(Data listing)
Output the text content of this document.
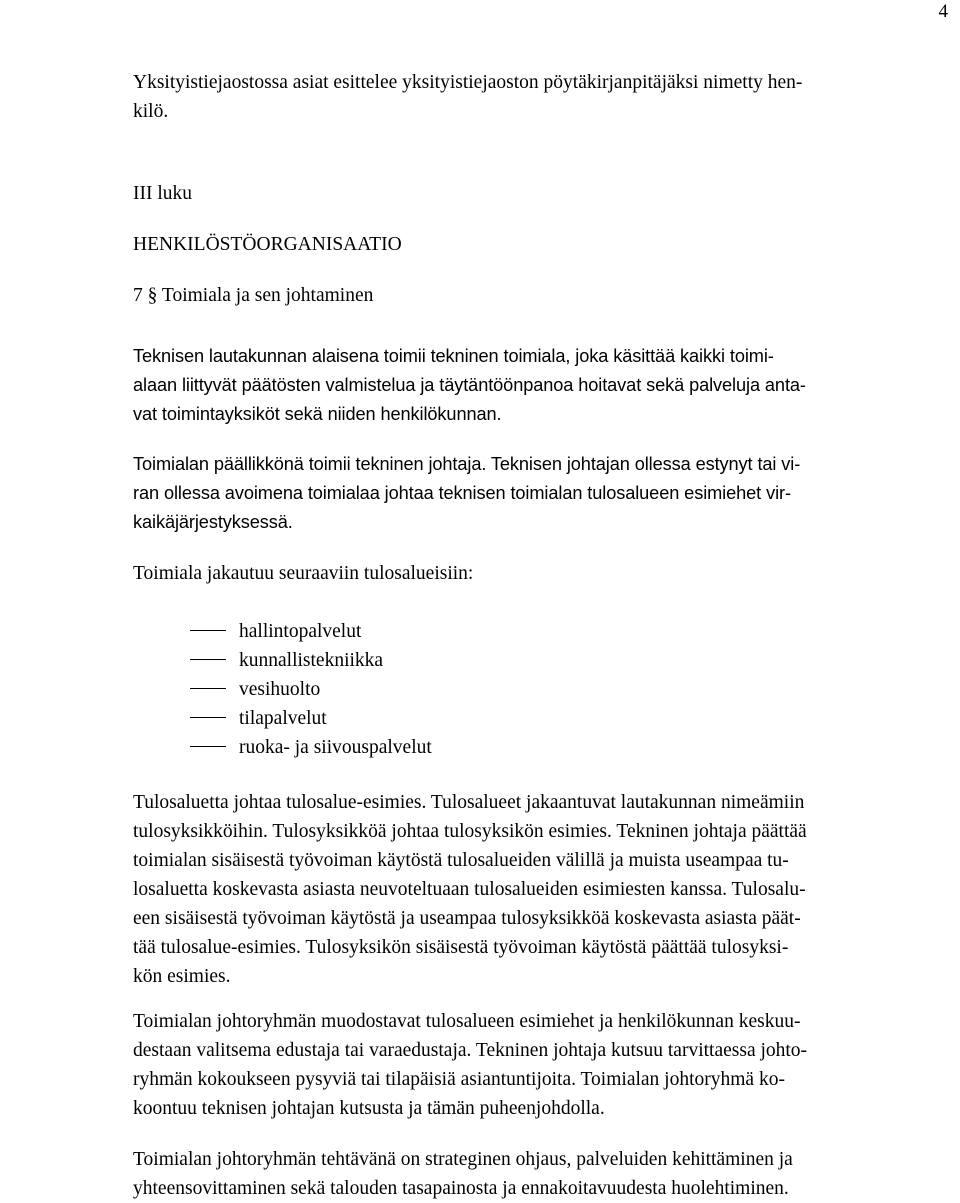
4
Yksityistiejaostossa asiat esittelee yksityistiejaoston pöytäkirjanpitäjäksi nimetty hen-
kilö.
III luku
HENKILÖSTÖORGANISAATIO
7 § Toimiala ja sen johtaminen
Teknisen lautakunnan alaisena toimii tekninen toimiala, joka käsittää kaikki toimi-
alaan liittyvät päätösten valmistelua ja täytäntöönpanoa hoitavat sekä palveluja anta-
vat toimintayksiköt sekä niiden henkilökunnan.
Toimialan päällikkönä toimii tekninen johtaja. Teknisen johtajan ollessa estynyt tai vi-
ran ollessa avoimena toimialaa johtaa teknisen toimialan tulosalueen esimiehet vir-
kaikäjärjestyksessä.
Toimiala jakautuu seuraaviin tulosalueisiin:
hallintopalvelut
kunnallistekniikka
vesihuolto
tilapalvelut
ruoka- ja siivouspalvelut
Tulosaluetta johtaa tulosalue-esimies. Tulosalueet jakaantuvat lautakunnan nimeämiin
tulosyksikköihin. Tulosyksikköä johtaa tulosyksikön esimies. Tekninen johtaja päättää
toimialan sisäisestä työvoiman käytöstä tulosalueiden välillä ja muista useampaa tu-
losaluetta koskevasta asiasta neuvoteltuaan tulosalueiden esimiesten kanssa. Tulosalu-
een sisäisestä työvoiman käytöstä ja useampaa tulosyksikköä koskevasta asiasta päät-
tää tulosalue-esimies. Tulosyksikön sisäisestä työvoiman käytöstä päättää tulosyksi-
kön esimies.
Toimialan johtoryhmän muodostavat tulosalueen esimiehet ja henkilökunnan keskuu-
destaan valitsema edustaja tai varaedustaja. Tekninen johtaja kutsuu tarvittaessa johto-
ryhmän kokoukseen pysyviä tai tilapäisiä asiantuntijoita. Toimialan johtoryhmä ko-
koontuu teknisen johtajan kutsusta ja tämän puheenjohdolla.
Toimialan johtoryhmän tehtävänä on strateginen ohjaus, palveluiden kehittäminen ja
yhteensovittaminen sekä talouden tasapainosta ja ennakoitavuudesta huolehtiminen.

* Given exercise: Go through the entries above and output them exactly, without pictures.

* Expected answer:
Output the text content of this document.
4
Yksityistiejaostossa asiat esittelee yksityistiejaoston pöytäkirjanpitäjäksi nimetty hen-
kilö.
III luku
HENKILÖSTÖORGANISAATIO
7 § Toimiala ja sen johtaminen
Teknisen lautakunnan alaisena toimii tekninen toimiala, joka käsittää kaikki toimi-
alaan liittyvät päätösten valmistelua ja täytäntöönpanoa hoitavat sekä palveluja anta-
vat toimintayksiköt sekä niiden henkilökunnan.
Toimialan päällikkönä toimii tekninen johtaja. Teknisen johtajan ollessa estynyt tai vi-
ran ollessa avoimena toimialaa johtaa teknisen toimialan tulosalueen esimiehet vir-
kaikäjärjestyksessä.
Toimiala jakautuu seuraaviin tulosalueisiin:
hallintopalvelut
kunnallistekniikka
vesihuolto
tilapalvelut
ruoka- ja siivouspalvelut
Tulosaluetta johtaa tulosalue-esimies. Tulosalueet jakaantuvat lautakunnan nimeämiin
tulosyksikköihin. Tulosyksikköä johtaa tulosyksikön esimies. Tekninen johtaja päättää
toimialan sisäisestä työvoiman käytöstä tulosalueiden välillä ja muista useampaa tu-
losaluetta koskevasta asiasta neuvoteltuaan tulosalueiden esimiesten kanssa. Tulosalu-
een sisäisestä työvoiman käytöstä ja useampaa tulosyksikköä koskevasta asiasta päät-
tää tulosalue-esimies. Tulosyksikön sisäisestä työvoiman käytöstä päättää tulosyksi-
kön esimies.
Toimialan johtoryhmän muodostavat tulosalueen esimiehet ja henkilökunnan keskuu-
destaan valitsema edustaja tai varaedustaja. Tekninen johtaja kutsuu tarvittaessa johto-
ryhmän kokoukseen pysyviä tai tilapäisiä asiantuntijoita. Toimialan johtoryhmä ko-
koontuu teknisen johtajan kutsusta ja tämän puheenjohdolla.
Toimialan johtoryhmän tehtävänä on strateginen ohjaus, palveluiden kehittäminen ja
yhteensovittaminen sekä talouden tasapainosta ja ennakoitavuudesta huolehtiminen.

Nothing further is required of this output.